# REQUIRED TASK
Read the entries below and pull out each line with the string "JSON".

Begin

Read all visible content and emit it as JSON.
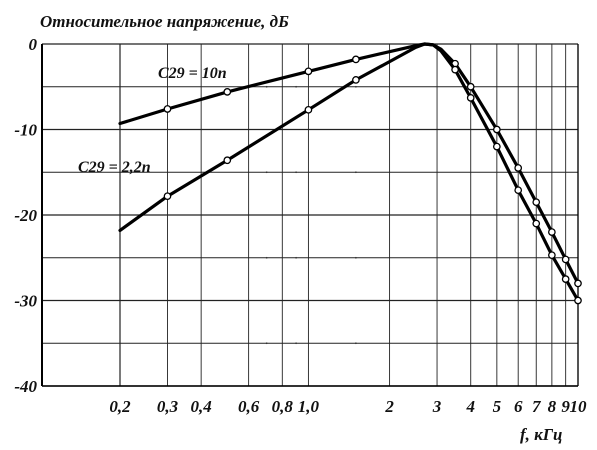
{
  "chart_data": {
    "type": "line",
    "title": "Относительное напряжение, дБ",
    "xlabel": "f, кГц",
    "ylabel": "",
    "x_scale": "log",
    "xlim": [
      0.2,
      10
    ],
    "ylim": [
      -40,
      0
    ],
    "grid": true,
    "x_ticks": [
      0.2,
      0.3,
      0.4,
      0.6,
      0.8,
      1.0,
      2,
      3,
      4,
      5,
      6,
      7,
      8,
      9,
      10
    ],
    "x_tick_labels": [
      "0,2",
      "0,3",
      "0,4",
      "0,6",
      "0,8",
      "1,0",
      "2",
      "3",
      "4",
      "5",
      "6",
      "7",
      "8",
      "9",
      "10"
    ],
    "y_ticks": [
      0,
      -10,
      -20,
      -30,
      -40
    ],
    "y_tick_labels": [
      "0",
      "-10",
      "-20",
      "-30",
      "-40"
    ],
    "series": [
      {
        "name": "C29 = 10n",
        "x": [
          0.2,
          0.3,
          0.5,
          1.0,
          1.5,
          2.5,
          2.7,
          2.9,
          3.1,
          3.5,
          4.0,
          5.0,
          6.0,
          7.0,
          8.0,
          9.0,
          10.0
        ],
        "y": [
          -9.3,
          -7.6,
          -5.6,
          -3.2,
          -1.8,
          -0.2,
          0,
          -0.1,
          -0.6,
          -2.3,
          -5.0,
          -10.0,
          -14.5,
          -18.5,
          -22.0,
          -25.2,
          -28.0
        ]
      },
      {
        "name": "C29 = 2,2n",
        "x": [
          0.2,
          0.3,
          0.5,
          1.0,
          1.5,
          2.5,
          2.7,
          2.9,
          3.1,
          3.5,
          4.0,
          5.0,
          6.0,
          7.0,
          8.0,
          9.0,
          10.0
        ],
        "y": [
          -21.8,
          -17.8,
          -13.6,
          -7.7,
          -4.2,
          -0.4,
          0,
          -0.1,
          -0.8,
          -3.0,
          -6.3,
          -12.0,
          -17.1,
          -21.0,
          -24.7,
          -27.5,
          -30.0
        ]
      }
    ],
    "series_markers_x": [
      0.3,
      0.5,
      1.0,
      1.5,
      3.5,
      4.0,
      5.0,
      6.0,
      7.0,
      8.0,
      9.0,
      10.0
    ]
  }
}
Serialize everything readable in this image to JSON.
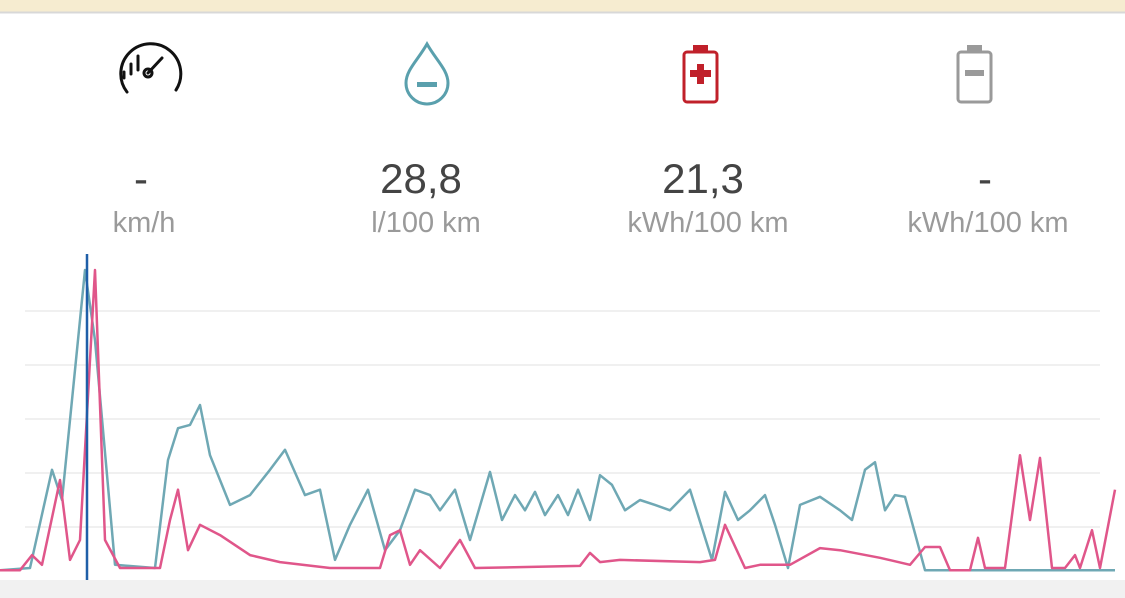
{
  "stats": [
    {
      "value": "-",
      "unit": "km/h"
    },
    {
      "value": "28,8",
      "unit": "l/100 km"
    },
    {
      "value": "21,3",
      "unit": "kWh/100 km"
    },
    {
      "value": "-",
      "unit": "kWh/100 km"
    }
  ],
  "chart_data": {
    "type": "line",
    "xlim": [
      0,
      1115
    ],
    "ylim": [
      0,
      6
    ],
    "gridlines": [
      1,
      2,
      3,
      4,
      5
    ],
    "series": [
      {
        "color": "#6fa8b4",
        "x": [
          0,
          30,
          52,
          62,
          85,
          95,
          115,
          155,
          168,
          178,
          190,
          200,
          210,
          230,
          250,
          270,
          285,
          305,
          320,
          335,
          350,
          368,
          385,
          400,
          415,
          430,
          440,
          455,
          470,
          490,
          502,
          515,
          525,
          535,
          545,
          558,
          568,
          578,
          590,
          600,
          612,
          625,
          640,
          655,
          670,
          690,
          712,
          725,
          738,
          750,
          765,
          775,
          788,
          800,
          820,
          840,
          852,
          865,
          875,
          885,
          895,
          905,
          925,
          1115
        ],
        "values": [
          0.2,
          0.24,
          2.06,
          1.5,
          5.76,
          4.46,
          0.3,
          0.24,
          2.24,
          2.83,
          2.89,
          3.26,
          2.33,
          1.41,
          1.59,
          2.06,
          2.43,
          1.59,
          1.69,
          0.39,
          1.04,
          1.69,
          0.57,
          0.94,
          1.69,
          1.59,
          1.31,
          1.69,
          0.76,
          2.02,
          1.13,
          1.59,
          1.31,
          1.65,
          1.22,
          1.59,
          1.22,
          1.69,
          1.13,
          1.96,
          1.78,
          1.31,
          1.5,
          1.41,
          1.31,
          1.69,
          0.39,
          1.65,
          1.13,
          1.31,
          1.59,
          1.04,
          0.24,
          1.41,
          1.56,
          1.31,
          1.13,
          2.06,
          2.2,
          1.31,
          1.59,
          1.56,
          0.2,
          0.2
        ]
      },
      {
        "color": "#e0568a",
        "x": [
          0,
          20,
          32,
          42,
          60,
          70,
          80,
          95,
          105,
          120,
          160,
          170,
          178,
          188,
          200,
          220,
          250,
          280,
          330,
          380,
          390,
          400,
          410,
          420,
          440,
          460,
          475,
          580,
          590,
          600,
          620,
          700,
          715,
          725,
          745,
          760,
          790,
          820,
          840,
          880,
          910,
          925,
          940,
          950,
          970,
          978,
          985,
          1005,
          1020,
          1030,
          1040,
          1052,
          1065,
          1075,
          1080,
          1092,
          1100,
          1115
        ],
        "values": [
          0.2,
          0.2,
          0.48,
          0.3,
          1.87,
          0.39,
          0.76,
          5.76,
          0.76,
          0.24,
          0.24,
          1.13,
          1.69,
          0.57,
          1.04,
          0.85,
          0.48,
          0.35,
          0.24,
          0.24,
          0.85,
          0.94,
          0.3,
          0.57,
          0.24,
          0.76,
          0.24,
          0.28,
          0.52,
          0.35,
          0.39,
          0.35,
          0.39,
          1.04,
          0.24,
          0.3,
          0.3,
          0.61,
          0.57,
          0.43,
          0.3,
          0.63,
          0.63,
          0.2,
          0.2,
          0.8,
          0.24,
          0.24,
          2.33,
          1.13,
          2.28,
          0.24,
          0.24,
          0.48,
          0.24,
          0.94,
          0.24,
          1.69
        ]
      }
    ]
  }
}
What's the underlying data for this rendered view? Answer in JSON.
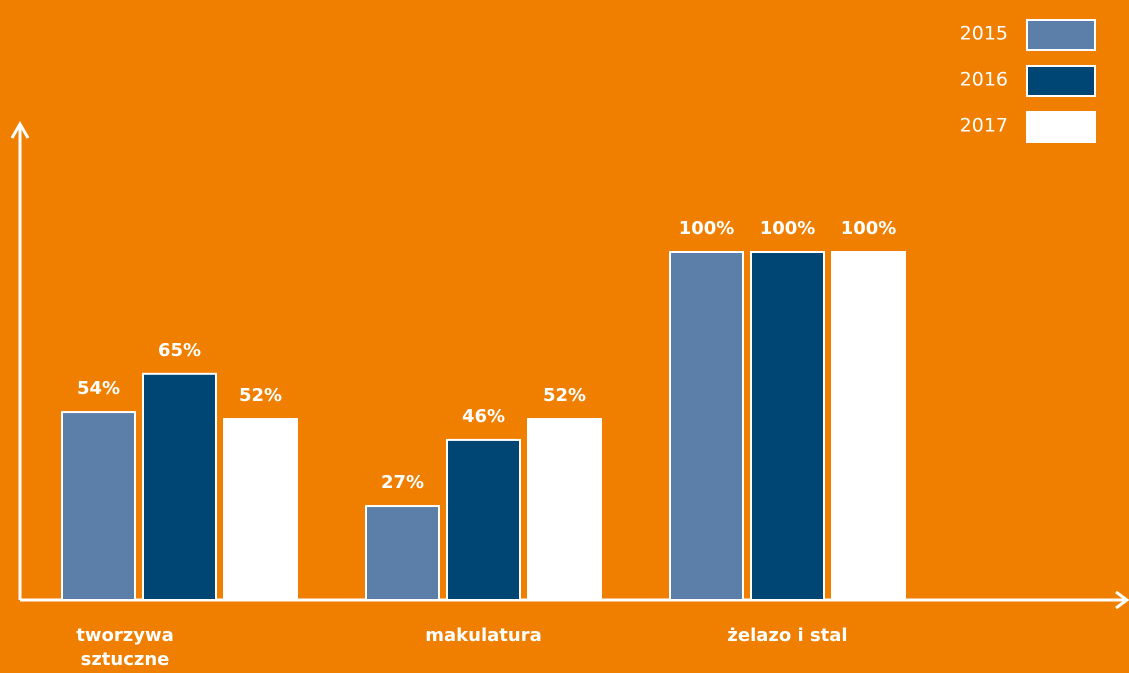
{
  "chart_data": {
    "type": "bar",
    "categories": [
      "tworzywa sztuczne",
      "makulatura",
      "żelazo i stal"
    ],
    "series": [
      {
        "name": "2015",
        "color": "#5b7fa8",
        "values": [
          54,
          27,
          100
        ],
        "value_labels": [
          "54%",
          "27%",
          "100%"
        ]
      },
      {
        "name": "2016",
        "color": "#004674",
        "values": [
          65,
          46,
          100
        ],
        "value_labels": [
          "65%",
          "46%",
          "100%"
        ]
      },
      {
        "name": "2017",
        "color": "#ffffff",
        "values": [
          52,
          52,
          100
        ],
        "value_labels": [
          "52%",
          "52%",
          "100%"
        ]
      }
    ],
    "ylim": [
      0,
      100
    ],
    "legend": "upper right"
  }
}
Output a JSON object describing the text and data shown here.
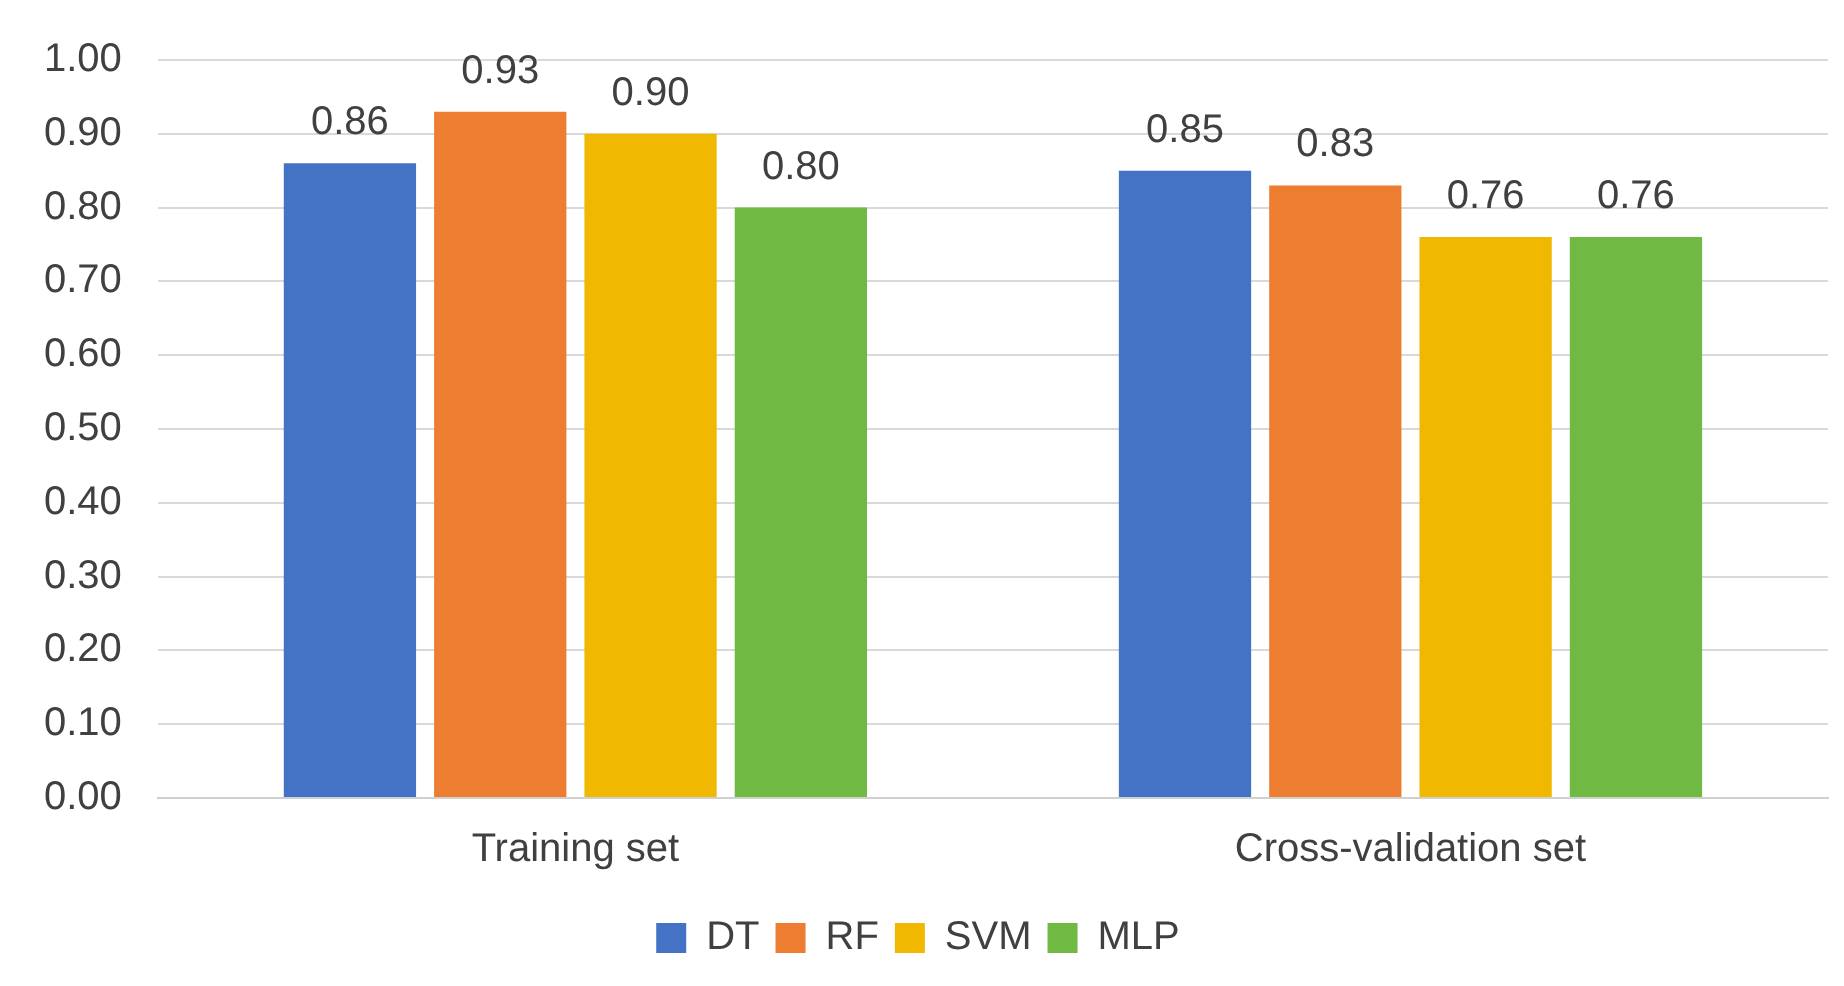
{
  "chart_data": {
    "type": "bar",
    "categories": [
      "Training set",
      "Cross-validation set"
    ],
    "series": [
      {
        "name": "DT",
        "color": "#4472c4",
        "values": [
          0.86,
          0.85
        ],
        "value_labels": [
          "0.86",
          "0.85"
        ]
      },
      {
        "name": "RF",
        "color": "#ed7d31",
        "values": [
          0.93,
          0.83
        ],
        "value_labels": [
          "0.93",
          "0.83"
        ]
      },
      {
        "name": "SVM",
        "color": "#f0b800",
        "values": [
          0.9,
          0.76
        ],
        "value_labels": [
          "0.90",
          "0.76"
        ]
      },
      {
        "name": "MLP",
        "color": "#70b943",
        "values": [
          0.8,
          0.76
        ],
        "value_labels": [
          "0.80",
          "0.76"
        ]
      }
    ],
    "ylim": [
      0,
      1
    ],
    "yticks": [
      {
        "value": 0,
        "label": "0.00"
      },
      {
        "value": 0.1,
        "label": "0.10"
      },
      {
        "value": 0.2,
        "label": "0.20"
      },
      {
        "value": 0.3,
        "label": "0.30"
      },
      {
        "value": 0.4,
        "label": "0.40"
      },
      {
        "value": 0.5,
        "label": "0.50"
      },
      {
        "value": 0.6,
        "label": "0.60"
      },
      {
        "value": 0.7,
        "label": "0.70"
      },
      {
        "value": 0.8,
        "label": "0.80"
      },
      {
        "value": 0.9,
        "label": "0.90"
      },
      {
        "value": 1,
        "label": "1.00"
      }
    ],
    "grid": "y",
    "legend": "bottom"
  }
}
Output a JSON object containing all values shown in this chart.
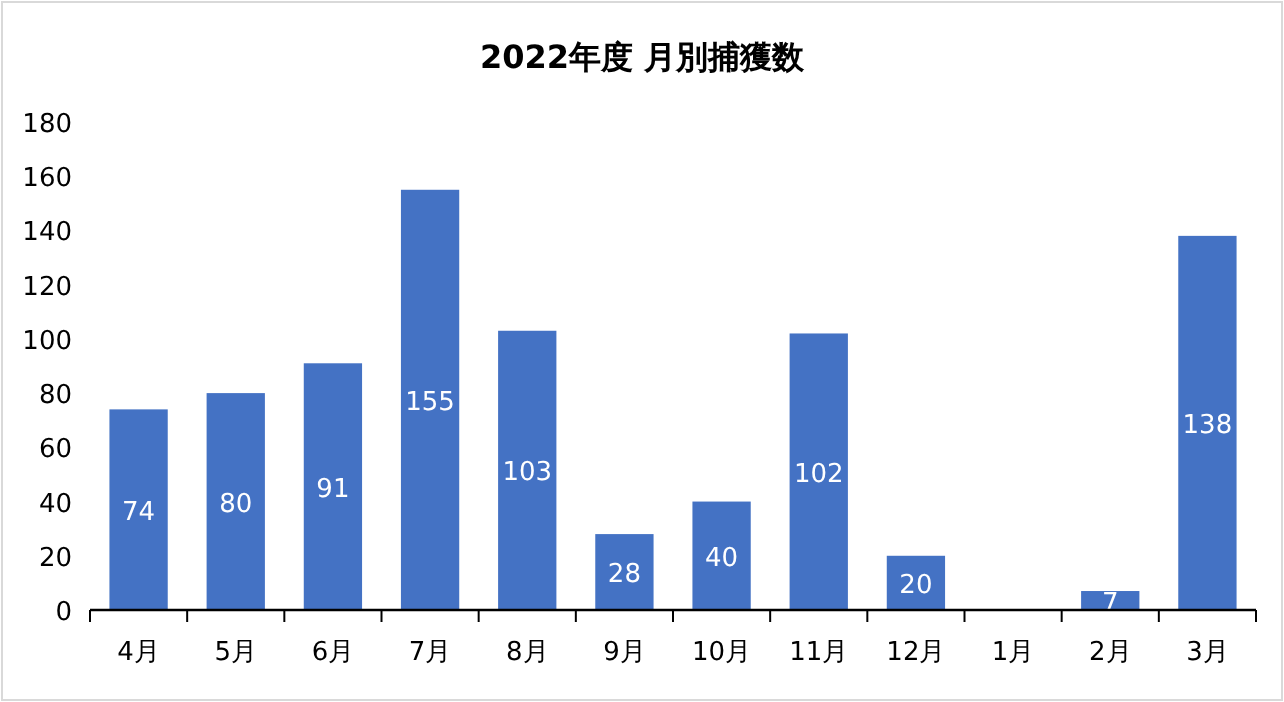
{
  "chart_data": {
    "type": "bar",
    "title": "2022年度 月別捕獲数",
    "categories": [
      "4月",
      "5月",
      "6月",
      "7月",
      "8月",
      "9月",
      "10月",
      "11月",
      "12月",
      "1月",
      "2月",
      "3月"
    ],
    "values": [
      74,
      80,
      91,
      155,
      103,
      28,
      40,
      102,
      20,
      0,
      7,
      138
    ],
    "color": "#4472c4",
    "ylim": [
      0,
      180
    ],
    "yticks": [
      0,
      20,
      40,
      60,
      80,
      100,
      120,
      140,
      160,
      180
    ],
    "grid": false,
    "value_labels": [
      "74",
      "80",
      "91",
      "155",
      "103",
      "28",
      "40",
      "102",
      "20",
      null,
      "7",
      "138"
    ]
  }
}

End

# EXERCISE SOLUTION
Read all visible content and emit it as JSON.
Serialize everything readable in this image to JSON.
What's the underlying data for this rendered view? Answer in JSON.
Output a JSON object describing the text and data shown here.
Output a JSON object containing all values shown in this chart.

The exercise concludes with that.